begin

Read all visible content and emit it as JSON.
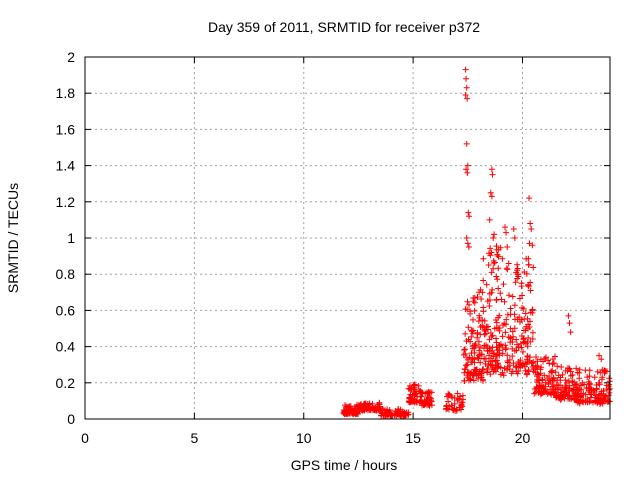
{
  "chart_data": {
    "type": "scatter",
    "title": "Day 359 of 2011, SRMTID for receiver p372",
    "xlabel": "GPS time / hours",
    "ylabel": "SRMTID / TECUs",
    "xlim": [
      0,
      24
    ],
    "ylim": [
      0,
      2
    ],
    "x_ticks": [
      "0",
      "5",
      "10",
      "15",
      "20"
    ],
    "y_ticks": [
      "0",
      "0.2",
      "0.4",
      "0.6",
      "0.8",
      "1",
      "1.2",
      "1.4",
      "1.6",
      "1.8",
      "2"
    ],
    "marker": "+",
    "color": "#ff0000",
    "series": [
      {
        "name": "SRMTID",
        "segments": [
          {
            "start": 11.8,
            "end": 12.5,
            "base": 0.03,
            "spread": 0.05,
            "count": 60
          },
          {
            "start": 12.5,
            "end": 13.5,
            "base": 0.05,
            "spread": 0.04,
            "count": 80
          },
          {
            "start": 13.5,
            "end": 14.8,
            "base": 0.02,
            "spread": 0.04,
            "count": 90
          },
          {
            "start": 14.8,
            "end": 15.4,
            "base": 0.1,
            "spread": 0.1,
            "count": 60
          },
          {
            "start": 15.4,
            "end": 15.9,
            "base": 0.08,
            "spread": 0.08,
            "count": 40
          },
          {
            "start": 16.5,
            "end": 17.3,
            "base": 0.05,
            "spread": 0.1,
            "count": 40
          },
          {
            "start": 17.3,
            "end": 18.2,
            "base": 0.25,
            "spread": 0.5,
            "count": 110
          },
          {
            "start": 18.2,
            "end": 19.2,
            "base": 0.3,
            "spread": 0.7,
            "count": 130
          },
          {
            "start": 19.2,
            "end": 20.5,
            "base": 0.3,
            "spread": 0.6,
            "count": 140
          },
          {
            "start": 20.5,
            "end": 21.5,
            "base": 0.15,
            "spread": 0.2,
            "count": 90
          },
          {
            "start": 21.5,
            "end": 22.5,
            "base": 0.12,
            "spread": 0.18,
            "count": 90
          },
          {
            "start": 22.5,
            "end": 24.0,
            "base": 0.1,
            "spread": 0.18,
            "count": 130
          }
        ],
        "peaks": [
          [
            17.4,
            1.93
          ],
          [
            17.42,
            1.88
          ],
          [
            17.45,
            1.83
          ],
          [
            17.4,
            1.79
          ],
          [
            17.47,
            1.77
          ],
          [
            17.45,
            1.52
          ],
          [
            17.5,
            1.4
          ],
          [
            17.42,
            1.38
          ],
          [
            17.48,
            1.36
          ],
          [
            17.52,
            1.14
          ],
          [
            17.56,
            1.12
          ],
          [
            17.45,
            1.0
          ],
          [
            17.5,
            0.97
          ],
          [
            17.55,
            0.95
          ],
          [
            18.6,
            1.38
          ],
          [
            18.63,
            1.35
          ],
          [
            18.55,
            1.25
          ],
          [
            18.6,
            1.23
          ],
          [
            18.5,
            1.1
          ],
          [
            18.7,
            1.02
          ],
          [
            18.66,
            1.0
          ],
          [
            18.58,
            0.92
          ],
          [
            19.2,
            1.06
          ],
          [
            19.25,
            1.03
          ],
          [
            19.6,
            1.05
          ],
          [
            19.65,
            1.0
          ],
          [
            19.3,
            0.95
          ],
          [
            20.3,
            1.22
          ],
          [
            20.35,
            1.08
          ],
          [
            20.4,
            1.05
          ],
          [
            20.32,
            0.97
          ],
          [
            20.45,
            0.96
          ],
          [
            22.1,
            0.57
          ],
          [
            22.15,
            0.53
          ],
          [
            22.2,
            0.48
          ],
          [
            23.5,
            0.35
          ],
          [
            23.6,
            0.33
          ]
        ]
      }
    ]
  }
}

end

▶ [Task]
Copy all lines from the material that contain "SRMTID".

▶ [Exercise solution]
    "title": "Day 359 of 2011, SRMTID for receiver p372",
    "ylabel": "SRMTID / TECUs",
        "name": "SRMTID",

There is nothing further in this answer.